(Figure collection entries)
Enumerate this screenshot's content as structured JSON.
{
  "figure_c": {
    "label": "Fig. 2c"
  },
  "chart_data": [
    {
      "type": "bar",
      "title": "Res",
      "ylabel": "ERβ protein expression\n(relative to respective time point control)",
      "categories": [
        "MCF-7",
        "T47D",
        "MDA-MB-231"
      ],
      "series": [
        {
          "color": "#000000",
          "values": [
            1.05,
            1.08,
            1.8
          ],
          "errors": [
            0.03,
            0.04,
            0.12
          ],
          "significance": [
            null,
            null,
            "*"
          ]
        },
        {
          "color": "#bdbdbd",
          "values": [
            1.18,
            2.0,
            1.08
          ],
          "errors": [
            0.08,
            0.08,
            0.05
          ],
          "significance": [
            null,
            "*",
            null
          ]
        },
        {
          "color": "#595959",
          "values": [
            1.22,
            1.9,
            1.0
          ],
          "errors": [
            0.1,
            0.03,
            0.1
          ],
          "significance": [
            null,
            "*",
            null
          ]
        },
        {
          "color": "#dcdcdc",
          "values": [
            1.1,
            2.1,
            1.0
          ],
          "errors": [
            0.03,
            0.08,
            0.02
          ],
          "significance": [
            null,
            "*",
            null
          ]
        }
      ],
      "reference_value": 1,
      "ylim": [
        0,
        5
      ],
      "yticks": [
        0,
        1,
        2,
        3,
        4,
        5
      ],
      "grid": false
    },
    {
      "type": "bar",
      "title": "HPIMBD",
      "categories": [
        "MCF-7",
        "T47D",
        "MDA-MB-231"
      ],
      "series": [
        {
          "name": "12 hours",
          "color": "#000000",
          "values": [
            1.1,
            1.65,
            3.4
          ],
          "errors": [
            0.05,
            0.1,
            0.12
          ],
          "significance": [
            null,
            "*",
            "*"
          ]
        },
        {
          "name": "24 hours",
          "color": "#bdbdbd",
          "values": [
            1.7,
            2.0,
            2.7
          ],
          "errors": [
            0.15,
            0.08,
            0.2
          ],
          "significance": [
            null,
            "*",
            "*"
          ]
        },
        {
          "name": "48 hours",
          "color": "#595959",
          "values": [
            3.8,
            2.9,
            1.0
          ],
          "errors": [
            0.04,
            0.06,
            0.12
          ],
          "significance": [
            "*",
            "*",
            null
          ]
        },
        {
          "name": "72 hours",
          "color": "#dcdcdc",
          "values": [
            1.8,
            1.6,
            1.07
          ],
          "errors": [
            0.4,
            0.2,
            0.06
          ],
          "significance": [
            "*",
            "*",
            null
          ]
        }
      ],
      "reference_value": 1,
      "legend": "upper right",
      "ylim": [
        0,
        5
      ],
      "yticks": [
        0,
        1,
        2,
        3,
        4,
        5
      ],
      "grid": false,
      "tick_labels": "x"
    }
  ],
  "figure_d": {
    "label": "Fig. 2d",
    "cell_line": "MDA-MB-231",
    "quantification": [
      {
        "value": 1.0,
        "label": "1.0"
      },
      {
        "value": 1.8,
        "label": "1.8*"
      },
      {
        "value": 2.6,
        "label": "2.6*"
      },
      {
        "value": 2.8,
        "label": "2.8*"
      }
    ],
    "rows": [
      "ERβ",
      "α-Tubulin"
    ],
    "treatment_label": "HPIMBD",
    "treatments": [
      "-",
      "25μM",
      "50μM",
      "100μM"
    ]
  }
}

Problem to solve ▸ The reply should contain all of the entries exactly as shown above.

Answer box ▸
Enumerate this screenshot's content as structured JSON.
{
  "figure_c": {
    "label": "Fig. 2c"
  },
  "chart_data": [
    {
      "type": "bar",
      "title": "Res",
      "ylabel": "ERβ protein expression\n(relative to respective time point control)",
      "categories": [
        "MCF-7",
        "T47D",
        "MDA-MB-231"
      ],
      "series": [
        {
          "color": "#000000",
          "values": [
            1.05,
            1.08,
            1.8
          ],
          "errors": [
            0.03,
            0.04,
            0.12
          ],
          "significance": [
            null,
            null,
            "*"
          ]
        },
        {
          "color": "#bdbdbd",
          "values": [
            1.18,
            2.0,
            1.08
          ],
          "errors": [
            0.08,
            0.08,
            0.05
          ],
          "significance": [
            null,
            "*",
            null
          ]
        },
        {
          "color": "#595959",
          "values": [
            1.22,
            1.9,
            1.0
          ],
          "errors": [
            0.1,
            0.03,
            0.1
          ],
          "significance": [
            null,
            "*",
            null
          ]
        },
        {
          "color": "#dcdcdc",
          "values": [
            1.1,
            2.1,
            1.0
          ],
          "errors": [
            0.03,
            0.08,
            0.02
          ],
          "significance": [
            null,
            "*",
            null
          ]
        }
      ],
      "reference_value": 1,
      "ylim": [
        0,
        5
      ],
      "yticks": [
        0,
        1,
        2,
        3,
        4,
        5
      ],
      "grid": false
    },
    {
      "type": "bar",
      "title": "HPIMBD",
      "categories": [
        "MCF-7",
        "T47D",
        "MDA-MB-231"
      ],
      "series": [
        {
          "name": "12 hours",
          "color": "#000000",
          "values": [
            1.1,
            1.65,
            3.4
          ],
          "errors": [
            0.05,
            0.1,
            0.12
          ],
          "significance": [
            null,
            "*",
            "*"
          ]
        },
        {
          "name": "24 hours",
          "color": "#bdbdbd",
          "values": [
            1.7,
            2.0,
            2.7
          ],
          "errors": [
            0.15,
            0.08,
            0.2
          ],
          "significance": [
            null,
            "*",
            "*"
          ]
        },
        {
          "name": "48 hours",
          "color": "#595959",
          "values": [
            3.8,
            2.9,
            1.0
          ],
          "errors": [
            0.04,
            0.06,
            0.12
          ],
          "significance": [
            "*",
            "*",
            null
          ]
        },
        {
          "name": "72 hours",
          "color": "#dcdcdc",
          "values": [
            1.8,
            1.6,
            1.07
          ],
          "errors": [
            0.4,
            0.2,
            0.06
          ],
          "significance": [
            "*",
            "*",
            null
          ]
        }
      ],
      "reference_value": 1,
      "legend": "upper right",
      "ylim": [
        0,
        5
      ],
      "yticks": [
        0,
        1,
        2,
        3,
        4,
        5
      ],
      "grid": false,
      "tick_labels": "x"
    }
  ],
  "figure_d": {
    "label": "Fig. 2d",
    "cell_line": "MDA-MB-231",
    "quantification": [
      {
        "value": 1.0,
        "label": "1.0"
      },
      {
        "value": 1.8,
        "label": "1.8*"
      },
      {
        "value": 2.6,
        "label": "2.6*"
      },
      {
        "value": 2.8,
        "label": "2.8*"
      }
    ],
    "rows": [
      "ERβ",
      "α-Tubulin"
    ],
    "treatment_label": "HPIMBD",
    "treatments": [
      "-",
      "25μM",
      "50μM",
      "100μM"
    ]
  }
}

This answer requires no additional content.